> _Exercise goal_: Copy every entry exactly as given, minus the images.

---*---

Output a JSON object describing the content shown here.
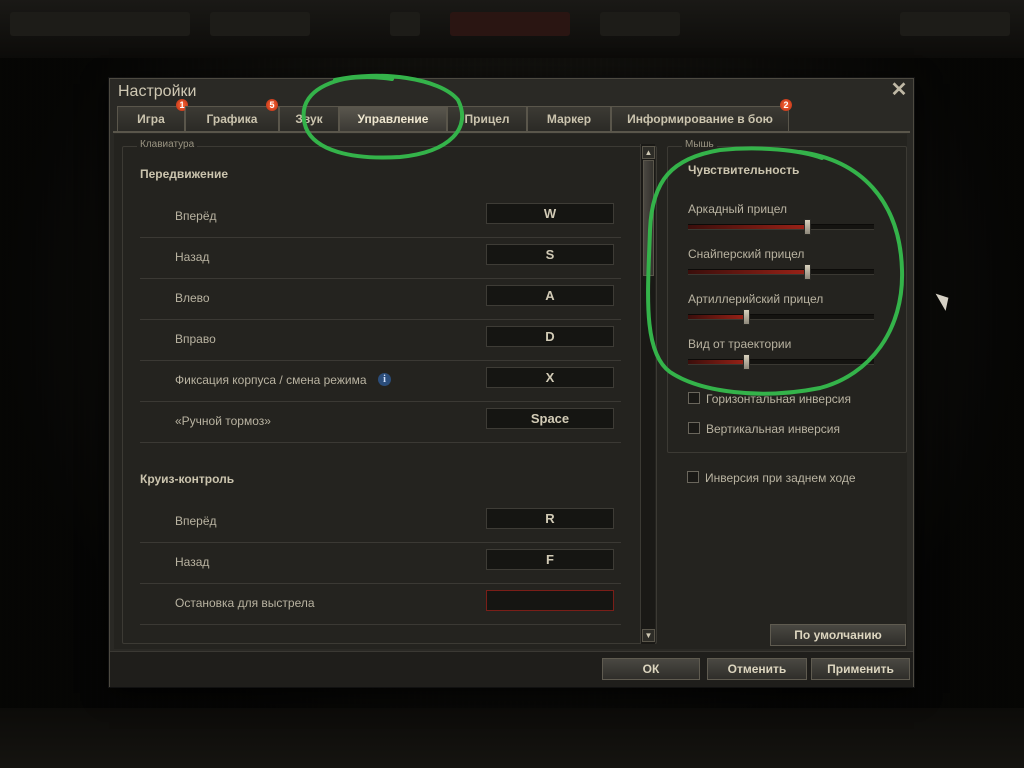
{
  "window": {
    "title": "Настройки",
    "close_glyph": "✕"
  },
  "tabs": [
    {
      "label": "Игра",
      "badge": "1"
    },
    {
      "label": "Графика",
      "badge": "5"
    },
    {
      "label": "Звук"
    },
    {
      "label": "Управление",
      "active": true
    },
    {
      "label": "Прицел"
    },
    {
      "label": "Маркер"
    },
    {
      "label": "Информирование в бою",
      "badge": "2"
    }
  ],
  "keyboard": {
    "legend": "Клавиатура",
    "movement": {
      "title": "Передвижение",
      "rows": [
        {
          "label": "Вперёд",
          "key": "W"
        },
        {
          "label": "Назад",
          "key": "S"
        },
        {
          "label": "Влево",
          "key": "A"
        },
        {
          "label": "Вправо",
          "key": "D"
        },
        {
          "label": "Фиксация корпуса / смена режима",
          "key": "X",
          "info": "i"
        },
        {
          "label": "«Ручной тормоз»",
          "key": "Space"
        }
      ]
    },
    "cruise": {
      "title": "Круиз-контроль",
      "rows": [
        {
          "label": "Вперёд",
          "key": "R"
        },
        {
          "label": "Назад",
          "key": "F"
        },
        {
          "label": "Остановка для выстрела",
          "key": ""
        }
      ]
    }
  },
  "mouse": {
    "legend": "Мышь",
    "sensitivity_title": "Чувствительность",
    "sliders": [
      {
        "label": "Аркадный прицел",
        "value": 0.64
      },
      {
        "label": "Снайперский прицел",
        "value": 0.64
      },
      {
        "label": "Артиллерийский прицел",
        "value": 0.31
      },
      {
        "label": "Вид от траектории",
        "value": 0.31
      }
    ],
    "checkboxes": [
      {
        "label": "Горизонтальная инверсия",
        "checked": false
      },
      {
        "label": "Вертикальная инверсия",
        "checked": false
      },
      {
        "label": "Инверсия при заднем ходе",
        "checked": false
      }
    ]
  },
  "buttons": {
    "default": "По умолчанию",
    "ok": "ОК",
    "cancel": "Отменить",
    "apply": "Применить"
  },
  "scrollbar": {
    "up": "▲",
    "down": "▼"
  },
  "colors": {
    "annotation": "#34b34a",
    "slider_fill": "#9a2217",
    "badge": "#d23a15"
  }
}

---*---

> _Correct result_:
Output a JSON object describing the content shown here.
{
  "window": {
    "title": "Настройки",
    "close_glyph": "✕"
  },
  "tabs": [
    {
      "label": "Игра",
      "badge": "1"
    },
    {
      "label": "Графика",
      "badge": "5"
    },
    {
      "label": "Звук"
    },
    {
      "label": "Управление",
      "active": true
    },
    {
      "label": "Прицел"
    },
    {
      "label": "Маркер"
    },
    {
      "label": "Информирование в бою",
      "badge": "2"
    }
  ],
  "keyboard": {
    "legend": "Клавиатура",
    "movement": {
      "title": "Передвижение",
      "rows": [
        {
          "label": "Вперёд",
          "key": "W"
        },
        {
          "label": "Назад",
          "key": "S"
        },
        {
          "label": "Влево",
          "key": "A"
        },
        {
          "label": "Вправо",
          "key": "D"
        },
        {
          "label": "Фиксация корпуса / смена режима",
          "key": "X",
          "info": "i"
        },
        {
          "label": "«Ручной тормоз»",
          "key": "Space"
        }
      ]
    },
    "cruise": {
      "title": "Круиз-контроль",
      "rows": [
        {
          "label": "Вперёд",
          "key": "R"
        },
        {
          "label": "Назад",
          "key": "F"
        },
        {
          "label": "Остановка для выстрела",
          "key": ""
        }
      ]
    }
  },
  "mouse": {
    "legend": "Мышь",
    "sensitivity_title": "Чувствительность",
    "sliders": [
      {
        "label": "Аркадный прицел",
        "value": 0.64
      },
      {
        "label": "Снайперский прицел",
        "value": 0.64
      },
      {
        "label": "Артиллерийский прицел",
        "value": 0.31
      },
      {
        "label": "Вид от траектории",
        "value": 0.31
      }
    ],
    "checkboxes": [
      {
        "label": "Горизонтальная инверсия",
        "checked": false
      },
      {
        "label": "Вертикальная инверсия",
        "checked": false
      },
      {
        "label": "Инверсия при заднем ходе",
        "checked": false
      }
    ]
  },
  "buttons": {
    "default": "По умолчанию",
    "ok": "ОК",
    "cancel": "Отменить",
    "apply": "Применить"
  },
  "scrollbar": {
    "up": "▲",
    "down": "▼"
  },
  "colors": {
    "annotation": "#34b34a",
    "slider_fill": "#9a2217",
    "badge": "#d23a15"
  }
}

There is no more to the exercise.